Return the whole listing exactly as it stands.
---------- DATA FOR THIS EXERCISE
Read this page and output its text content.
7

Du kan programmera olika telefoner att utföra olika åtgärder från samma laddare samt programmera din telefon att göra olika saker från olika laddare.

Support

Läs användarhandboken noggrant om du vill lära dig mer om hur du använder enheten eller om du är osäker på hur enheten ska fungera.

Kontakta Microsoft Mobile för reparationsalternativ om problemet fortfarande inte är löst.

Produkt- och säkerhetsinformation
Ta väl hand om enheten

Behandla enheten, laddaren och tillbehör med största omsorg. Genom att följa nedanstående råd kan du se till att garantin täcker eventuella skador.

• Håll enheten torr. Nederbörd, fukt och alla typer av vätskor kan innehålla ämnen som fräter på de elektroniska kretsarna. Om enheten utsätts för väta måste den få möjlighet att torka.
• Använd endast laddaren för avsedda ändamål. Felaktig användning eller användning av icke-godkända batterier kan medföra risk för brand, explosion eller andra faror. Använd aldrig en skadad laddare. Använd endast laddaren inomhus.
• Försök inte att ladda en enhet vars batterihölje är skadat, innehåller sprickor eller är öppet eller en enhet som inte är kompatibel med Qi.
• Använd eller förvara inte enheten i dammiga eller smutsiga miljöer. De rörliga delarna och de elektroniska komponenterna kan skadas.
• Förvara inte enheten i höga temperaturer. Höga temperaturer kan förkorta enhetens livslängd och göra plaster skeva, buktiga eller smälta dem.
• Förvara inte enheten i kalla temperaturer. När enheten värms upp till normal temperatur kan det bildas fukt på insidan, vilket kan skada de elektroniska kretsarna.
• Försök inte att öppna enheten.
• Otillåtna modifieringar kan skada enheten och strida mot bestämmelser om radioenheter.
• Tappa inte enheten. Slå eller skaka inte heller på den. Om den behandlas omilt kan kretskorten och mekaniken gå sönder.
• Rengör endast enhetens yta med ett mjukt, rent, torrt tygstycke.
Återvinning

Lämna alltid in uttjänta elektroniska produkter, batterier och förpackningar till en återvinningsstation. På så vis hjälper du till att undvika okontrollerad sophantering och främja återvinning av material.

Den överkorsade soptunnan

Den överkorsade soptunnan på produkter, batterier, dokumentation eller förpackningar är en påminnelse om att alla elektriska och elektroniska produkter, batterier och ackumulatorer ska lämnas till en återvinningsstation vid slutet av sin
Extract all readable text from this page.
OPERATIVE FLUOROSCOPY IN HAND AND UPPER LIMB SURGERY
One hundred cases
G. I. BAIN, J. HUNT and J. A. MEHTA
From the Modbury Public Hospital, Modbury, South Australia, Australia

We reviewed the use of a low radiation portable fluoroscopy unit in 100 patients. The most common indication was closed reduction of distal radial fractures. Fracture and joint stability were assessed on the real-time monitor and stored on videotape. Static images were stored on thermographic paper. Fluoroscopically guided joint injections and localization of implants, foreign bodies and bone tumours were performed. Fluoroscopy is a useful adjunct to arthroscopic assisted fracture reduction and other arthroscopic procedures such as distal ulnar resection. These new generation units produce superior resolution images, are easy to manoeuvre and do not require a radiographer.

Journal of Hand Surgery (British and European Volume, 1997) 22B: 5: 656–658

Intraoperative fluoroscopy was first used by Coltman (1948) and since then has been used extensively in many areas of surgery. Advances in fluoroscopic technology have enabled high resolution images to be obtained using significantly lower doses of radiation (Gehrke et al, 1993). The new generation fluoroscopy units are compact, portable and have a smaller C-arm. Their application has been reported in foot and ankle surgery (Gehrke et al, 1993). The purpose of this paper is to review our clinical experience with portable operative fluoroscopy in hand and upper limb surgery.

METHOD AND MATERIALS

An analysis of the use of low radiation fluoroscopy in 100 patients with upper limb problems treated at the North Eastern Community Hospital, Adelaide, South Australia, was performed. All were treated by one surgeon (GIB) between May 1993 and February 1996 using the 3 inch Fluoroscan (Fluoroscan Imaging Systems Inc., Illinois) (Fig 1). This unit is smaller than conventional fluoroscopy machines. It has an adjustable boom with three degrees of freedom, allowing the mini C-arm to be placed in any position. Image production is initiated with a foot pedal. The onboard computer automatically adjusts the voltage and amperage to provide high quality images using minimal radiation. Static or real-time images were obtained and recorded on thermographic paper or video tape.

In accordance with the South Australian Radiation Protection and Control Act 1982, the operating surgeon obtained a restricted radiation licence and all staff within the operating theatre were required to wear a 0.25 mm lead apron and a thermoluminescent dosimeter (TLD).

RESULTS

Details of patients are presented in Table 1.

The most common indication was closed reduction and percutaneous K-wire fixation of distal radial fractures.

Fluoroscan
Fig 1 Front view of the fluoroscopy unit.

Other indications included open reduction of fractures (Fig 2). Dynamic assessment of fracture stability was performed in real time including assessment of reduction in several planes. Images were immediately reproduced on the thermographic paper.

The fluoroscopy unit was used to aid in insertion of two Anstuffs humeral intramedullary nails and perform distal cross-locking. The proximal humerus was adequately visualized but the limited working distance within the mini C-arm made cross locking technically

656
--------------------
▶ _WRITTEN ANSWER_
Read this page and output its text content.
7

Du kan programmera olika telefoner att utföra olika åtgärder från samma laddare samt programmera din telefon att göra olika saker från olika laddare.

Support

Läs användarhandboken noggrant om du vill lära dig mer om hur du använder enheten eller om du är osäker på hur enheten ska fungera.

Kontakta Microsoft Mobile för reparationsalternativ om problemet fortfarande inte är löst.

Produkt- och säkerhetsinformation
Ta väl hand om enheten

Behandla enheten, laddaren och tillbehör med största omsorg. Genom att följa nedanstående råd kan du se till att garantin täcker eventuella skador.

• Håll enheten torr. Nederbörd, fukt och alla typer av vätskor kan innehålla ämnen som fräter på de elektroniska kretsarna. Om enheten utsätts för väta måste den få möjlighet att torka.
• Använd endast laddaren för avsedda ändamål. Felaktig användning eller användning av icke-godkända batterier kan medföra risk för brand, explosion eller andra faror. Använd aldrig en skadad laddare. Använd endast laddaren inomhus.
• Försök inte att ladda en enhet vars batterihölje är skadat, innehåller sprickor eller är öppet eller en enhet som inte är kompatibel med Qi.
• Använd eller förvara inte enheten i dammiga eller smutsiga miljöer. De rörliga delarna och de elektroniska komponenterna kan skadas.
• Förvara inte enheten i höga temperaturer. Höga temperaturer kan förkorta enhetens livslängd och göra plaster skeva, buktiga eller smälta dem.
• Förvara inte enheten i kalla temperaturer. När enheten värms upp till normal temperatur kan det bildas fukt på insidan, vilket kan skada de elektroniska kretsarna.
• Försök inte att öppna enheten.
• Otillåtna modifieringar kan skada enheten och strida mot bestämmelser om radioenheter.
• Tappa inte enheten. Slå eller skaka inte heller på den. Om den behandlas omilt kan kretskorten och mekaniken gå sönder.
• Rengör endast enhetens yta med ett mjukt, rent, torrt tygstycke.
Återvinning

Lämna alltid in uttjänta elektroniska produkter, batterier och förpackningar till en återvinningsstation. På så vis hjälper du till att undvika okontrollerad sophantering och främja återvinning av material.

Den överkorsade soptunnan

Den överkorsade soptunnan på produkter, batterier, dokumentation eller förpackningar är en påminnelse om att alla elektriska och elektroniska produkter, batterier och ackumulatorer ska lämnas till en återvinningsstation vid slutet av sin
Extract all readable text from this page.
OPERATIVE FLUOROSCOPY IN HAND AND UPPER LIMB SURGERY
One hundred cases
G. I. BAIN, J. HUNT and J. A. MEHTA
From the Modbury Public Hospital, Modbury, South Australia, Australia

We reviewed the use of a low radiation portable fluoroscopy unit in 100 patients. The most common indication was closed reduction of distal radial fractures. Fracture and joint stability were assessed on the real-time monitor and stored on videotape. Static images were stored on thermographic paper. Fluoroscopically guided joint injections and localization of implants, foreign bodies and bone tumours were performed. Fluoroscopy is a useful adjunct to arthroscopic assisted fracture reduction and other arthroscopic procedures such as distal ulnar resection. These new generation units produce superior resolution images, are easy to manoeuvre and do not require a radiographer.

Journal of Hand Surgery (British and European Volume, 1997) 22B: 5: 656–658

Intraoperative fluoroscopy was first used by Coltman (1948) and since then has been used extensively in many areas of surgery. Advances in fluoroscopic technology have enabled high resolution images to be obtained using significantly lower doses of radiation (Gehrke et al, 1993). The new generation fluoroscopy units are compact, portable and have a smaller C-arm. Their application has been reported in foot and ankle surgery (Gehrke et al, 1993). The purpose of this paper is to review our clinical experience with portable operative fluoroscopy in hand and upper limb surgery.

METHOD AND MATERIALS

An analysis of the use of low radiation fluoroscopy in 100 patients with upper limb problems treated at the North Eastern Community Hospital, Adelaide, South Australia, was performed. All were treated by one surgeon (GIB) between May 1993 and February 1996 using the 3 inch Fluoroscan (Fluoroscan Imaging Systems Inc., Illinois) (Fig 1). This unit is smaller than conventional fluoroscopy machines. It has an adjustable boom with three degrees of freedom, allowing the mini C-arm to be placed in any position. Image production is initiated with a foot pedal. The onboard computer automatically adjusts the voltage and amperage to provide high quality images using minimal radiation. Static or real-time images were obtained and recorded on thermographic paper or video tape.

In accordance with the South Australian Radiation Protection and Control Act 1982, the operating surgeon obtained a restricted radiation licence and all staff within the operating theatre were required to wear a 0.25 mm lead apron and a thermoluminescent dosimeter (TLD).

RESULTS

Details of patients are presented in Table 1.

The most common indication was closed reduction and percutaneous K-wire fixation of distal radial fractures.

Fluoroscan
Fig 1 Front view of the fluoroscopy unit.

Other indications included open reduction of fractures (Fig 2). Dynamic assessment of fracture stability was performed in real time including assessment of reduction in several planes. Images were immediately reproduced on the thermographic paper.

The fluoroscopy unit was used to aid in insertion of two Anstuffs humeral intramedullary nails and perform distal cross-locking. The proximal humerus was adequately visualized but the limited working distance within the mini C-arm made cross locking technically

656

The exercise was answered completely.